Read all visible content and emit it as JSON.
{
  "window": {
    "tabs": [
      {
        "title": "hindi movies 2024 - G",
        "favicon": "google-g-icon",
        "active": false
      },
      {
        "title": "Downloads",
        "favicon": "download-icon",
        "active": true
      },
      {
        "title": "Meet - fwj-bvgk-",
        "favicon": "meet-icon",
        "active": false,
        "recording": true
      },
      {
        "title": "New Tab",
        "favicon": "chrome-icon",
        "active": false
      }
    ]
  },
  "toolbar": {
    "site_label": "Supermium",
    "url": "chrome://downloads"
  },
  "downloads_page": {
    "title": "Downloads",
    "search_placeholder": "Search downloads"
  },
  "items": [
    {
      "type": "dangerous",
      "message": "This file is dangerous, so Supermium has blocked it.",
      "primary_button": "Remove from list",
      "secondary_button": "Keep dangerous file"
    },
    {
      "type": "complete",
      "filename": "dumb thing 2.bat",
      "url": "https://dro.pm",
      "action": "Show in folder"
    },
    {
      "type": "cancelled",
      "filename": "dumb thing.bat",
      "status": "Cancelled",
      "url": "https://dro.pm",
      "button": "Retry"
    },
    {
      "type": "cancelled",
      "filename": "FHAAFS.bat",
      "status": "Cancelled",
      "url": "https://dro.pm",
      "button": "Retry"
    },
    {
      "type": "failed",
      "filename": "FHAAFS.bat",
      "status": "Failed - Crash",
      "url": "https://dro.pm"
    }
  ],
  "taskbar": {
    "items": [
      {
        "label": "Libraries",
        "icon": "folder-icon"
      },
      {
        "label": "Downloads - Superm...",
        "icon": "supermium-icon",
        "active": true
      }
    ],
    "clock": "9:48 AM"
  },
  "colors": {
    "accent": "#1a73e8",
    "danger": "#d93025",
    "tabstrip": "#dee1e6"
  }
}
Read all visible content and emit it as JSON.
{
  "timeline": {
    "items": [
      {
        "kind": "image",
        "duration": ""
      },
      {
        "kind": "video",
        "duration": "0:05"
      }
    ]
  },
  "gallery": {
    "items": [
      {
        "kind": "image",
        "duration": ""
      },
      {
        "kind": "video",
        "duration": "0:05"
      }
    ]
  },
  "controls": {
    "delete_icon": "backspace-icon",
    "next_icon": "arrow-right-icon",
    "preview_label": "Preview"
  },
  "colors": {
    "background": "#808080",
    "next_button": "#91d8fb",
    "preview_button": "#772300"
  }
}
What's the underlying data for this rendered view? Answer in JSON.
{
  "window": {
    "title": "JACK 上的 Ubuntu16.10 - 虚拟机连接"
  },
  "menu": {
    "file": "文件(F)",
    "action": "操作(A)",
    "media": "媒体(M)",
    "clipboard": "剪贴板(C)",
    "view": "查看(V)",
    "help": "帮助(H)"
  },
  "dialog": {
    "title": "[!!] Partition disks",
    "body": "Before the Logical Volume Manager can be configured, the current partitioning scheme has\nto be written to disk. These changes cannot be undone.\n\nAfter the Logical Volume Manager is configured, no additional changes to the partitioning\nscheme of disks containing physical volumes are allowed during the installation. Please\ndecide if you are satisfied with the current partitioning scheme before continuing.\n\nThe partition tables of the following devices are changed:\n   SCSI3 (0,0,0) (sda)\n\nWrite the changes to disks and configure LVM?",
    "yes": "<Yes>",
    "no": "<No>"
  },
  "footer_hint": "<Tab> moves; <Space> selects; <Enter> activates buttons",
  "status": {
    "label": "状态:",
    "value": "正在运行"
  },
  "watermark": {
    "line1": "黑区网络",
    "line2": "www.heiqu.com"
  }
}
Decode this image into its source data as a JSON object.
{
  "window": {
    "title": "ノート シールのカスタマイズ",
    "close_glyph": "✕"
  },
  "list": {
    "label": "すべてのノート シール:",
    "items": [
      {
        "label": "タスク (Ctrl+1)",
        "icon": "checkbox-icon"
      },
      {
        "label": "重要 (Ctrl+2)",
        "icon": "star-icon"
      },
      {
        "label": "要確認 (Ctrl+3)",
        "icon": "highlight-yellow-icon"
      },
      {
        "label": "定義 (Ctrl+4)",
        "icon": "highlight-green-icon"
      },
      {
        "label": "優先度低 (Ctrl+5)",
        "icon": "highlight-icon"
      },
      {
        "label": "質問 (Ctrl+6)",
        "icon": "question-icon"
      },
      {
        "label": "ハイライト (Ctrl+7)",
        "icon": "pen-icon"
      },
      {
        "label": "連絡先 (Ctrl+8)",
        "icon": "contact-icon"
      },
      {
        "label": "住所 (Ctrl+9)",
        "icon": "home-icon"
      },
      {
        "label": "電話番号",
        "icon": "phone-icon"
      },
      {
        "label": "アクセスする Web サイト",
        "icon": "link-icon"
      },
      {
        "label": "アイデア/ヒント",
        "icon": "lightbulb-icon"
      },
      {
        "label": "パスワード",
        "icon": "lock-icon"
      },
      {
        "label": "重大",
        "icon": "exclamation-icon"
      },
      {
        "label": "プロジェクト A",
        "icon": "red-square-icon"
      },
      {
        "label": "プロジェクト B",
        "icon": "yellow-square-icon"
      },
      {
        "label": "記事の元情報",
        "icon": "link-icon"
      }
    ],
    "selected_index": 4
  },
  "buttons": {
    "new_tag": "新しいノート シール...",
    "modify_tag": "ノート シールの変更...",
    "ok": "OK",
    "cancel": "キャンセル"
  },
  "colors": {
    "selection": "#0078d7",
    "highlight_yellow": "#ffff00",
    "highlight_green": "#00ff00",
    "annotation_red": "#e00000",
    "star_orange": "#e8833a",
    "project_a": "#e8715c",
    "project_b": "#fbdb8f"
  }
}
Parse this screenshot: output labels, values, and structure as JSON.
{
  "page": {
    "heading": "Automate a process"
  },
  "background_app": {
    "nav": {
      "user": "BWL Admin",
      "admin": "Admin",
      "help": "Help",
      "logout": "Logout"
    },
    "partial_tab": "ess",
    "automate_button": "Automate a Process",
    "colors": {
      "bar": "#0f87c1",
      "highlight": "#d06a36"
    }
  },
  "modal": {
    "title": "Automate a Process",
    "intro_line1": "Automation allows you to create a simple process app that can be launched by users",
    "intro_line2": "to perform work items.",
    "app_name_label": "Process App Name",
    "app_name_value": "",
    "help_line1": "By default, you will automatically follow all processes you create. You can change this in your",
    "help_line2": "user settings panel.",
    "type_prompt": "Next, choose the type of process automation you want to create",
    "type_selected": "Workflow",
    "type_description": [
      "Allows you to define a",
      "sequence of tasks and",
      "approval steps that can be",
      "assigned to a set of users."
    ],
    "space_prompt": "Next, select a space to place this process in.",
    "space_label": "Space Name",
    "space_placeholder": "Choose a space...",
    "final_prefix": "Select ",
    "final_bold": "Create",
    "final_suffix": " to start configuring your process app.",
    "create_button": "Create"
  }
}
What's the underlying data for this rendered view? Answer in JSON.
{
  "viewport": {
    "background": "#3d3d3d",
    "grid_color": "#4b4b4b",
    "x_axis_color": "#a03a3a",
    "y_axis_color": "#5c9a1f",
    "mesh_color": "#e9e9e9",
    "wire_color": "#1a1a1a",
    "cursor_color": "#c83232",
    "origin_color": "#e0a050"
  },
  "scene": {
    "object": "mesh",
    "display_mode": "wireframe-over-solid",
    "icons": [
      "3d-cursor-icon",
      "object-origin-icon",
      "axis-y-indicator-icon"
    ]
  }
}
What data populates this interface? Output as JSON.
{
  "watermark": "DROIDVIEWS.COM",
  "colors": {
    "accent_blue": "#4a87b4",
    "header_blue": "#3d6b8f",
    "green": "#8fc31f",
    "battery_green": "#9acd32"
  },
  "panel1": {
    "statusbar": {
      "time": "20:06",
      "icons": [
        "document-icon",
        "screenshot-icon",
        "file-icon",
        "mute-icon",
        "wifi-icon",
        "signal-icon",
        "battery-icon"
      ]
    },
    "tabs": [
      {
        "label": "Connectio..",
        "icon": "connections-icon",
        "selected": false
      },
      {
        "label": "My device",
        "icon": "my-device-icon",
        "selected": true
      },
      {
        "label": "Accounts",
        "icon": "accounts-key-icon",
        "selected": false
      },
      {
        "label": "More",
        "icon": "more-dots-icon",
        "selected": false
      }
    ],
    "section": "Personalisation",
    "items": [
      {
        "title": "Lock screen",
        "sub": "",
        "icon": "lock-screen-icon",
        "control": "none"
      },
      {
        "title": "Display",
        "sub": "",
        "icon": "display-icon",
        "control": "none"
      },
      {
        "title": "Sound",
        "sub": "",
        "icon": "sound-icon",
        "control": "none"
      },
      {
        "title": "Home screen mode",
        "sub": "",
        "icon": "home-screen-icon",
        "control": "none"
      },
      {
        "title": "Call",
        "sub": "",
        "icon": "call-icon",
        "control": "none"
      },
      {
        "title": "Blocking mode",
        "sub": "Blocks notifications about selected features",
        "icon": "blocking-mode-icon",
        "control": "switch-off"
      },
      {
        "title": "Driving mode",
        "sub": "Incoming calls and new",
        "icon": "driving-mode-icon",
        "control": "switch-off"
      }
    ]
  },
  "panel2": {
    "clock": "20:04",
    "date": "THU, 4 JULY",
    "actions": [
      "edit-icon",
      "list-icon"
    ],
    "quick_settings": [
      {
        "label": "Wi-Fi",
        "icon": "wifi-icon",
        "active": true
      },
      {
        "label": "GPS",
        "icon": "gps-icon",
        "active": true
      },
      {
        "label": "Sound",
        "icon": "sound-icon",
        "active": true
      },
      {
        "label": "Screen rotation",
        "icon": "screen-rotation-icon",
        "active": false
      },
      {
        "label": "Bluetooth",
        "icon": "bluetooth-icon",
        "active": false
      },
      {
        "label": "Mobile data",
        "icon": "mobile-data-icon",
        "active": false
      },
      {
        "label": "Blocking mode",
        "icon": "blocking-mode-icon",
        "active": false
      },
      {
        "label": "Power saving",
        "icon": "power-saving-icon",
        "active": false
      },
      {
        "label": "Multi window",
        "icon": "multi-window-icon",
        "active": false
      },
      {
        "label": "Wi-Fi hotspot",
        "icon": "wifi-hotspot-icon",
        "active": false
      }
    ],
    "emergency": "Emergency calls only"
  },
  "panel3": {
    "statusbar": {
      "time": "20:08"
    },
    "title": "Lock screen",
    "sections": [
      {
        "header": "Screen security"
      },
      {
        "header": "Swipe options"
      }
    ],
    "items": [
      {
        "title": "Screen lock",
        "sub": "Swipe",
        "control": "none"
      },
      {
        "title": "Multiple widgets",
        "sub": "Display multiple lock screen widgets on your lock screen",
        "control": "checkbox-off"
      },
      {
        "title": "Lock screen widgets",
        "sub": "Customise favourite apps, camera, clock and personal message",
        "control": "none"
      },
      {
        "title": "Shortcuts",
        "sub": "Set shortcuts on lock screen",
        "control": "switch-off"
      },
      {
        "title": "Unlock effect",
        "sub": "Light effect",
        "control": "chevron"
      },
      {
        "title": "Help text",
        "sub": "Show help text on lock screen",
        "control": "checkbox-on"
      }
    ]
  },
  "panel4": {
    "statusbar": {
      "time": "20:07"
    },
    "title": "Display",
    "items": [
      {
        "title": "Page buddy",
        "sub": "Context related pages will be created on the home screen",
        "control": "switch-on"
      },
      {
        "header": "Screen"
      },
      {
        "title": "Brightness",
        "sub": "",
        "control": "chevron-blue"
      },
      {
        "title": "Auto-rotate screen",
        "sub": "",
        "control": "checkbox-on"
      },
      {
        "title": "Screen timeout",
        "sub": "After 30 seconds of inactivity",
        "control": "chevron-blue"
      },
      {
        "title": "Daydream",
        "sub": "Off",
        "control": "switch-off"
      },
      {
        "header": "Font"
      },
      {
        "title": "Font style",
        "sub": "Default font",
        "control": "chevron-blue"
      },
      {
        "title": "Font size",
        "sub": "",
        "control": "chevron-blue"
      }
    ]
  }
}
^^^^^^^^^^^^^^^^
Direction
Lines that hold "watermark" are the ones to copy; find all of them.

Solution for this exercise
  "watermark": {
  "watermark": "DROIDVIEWS.COM",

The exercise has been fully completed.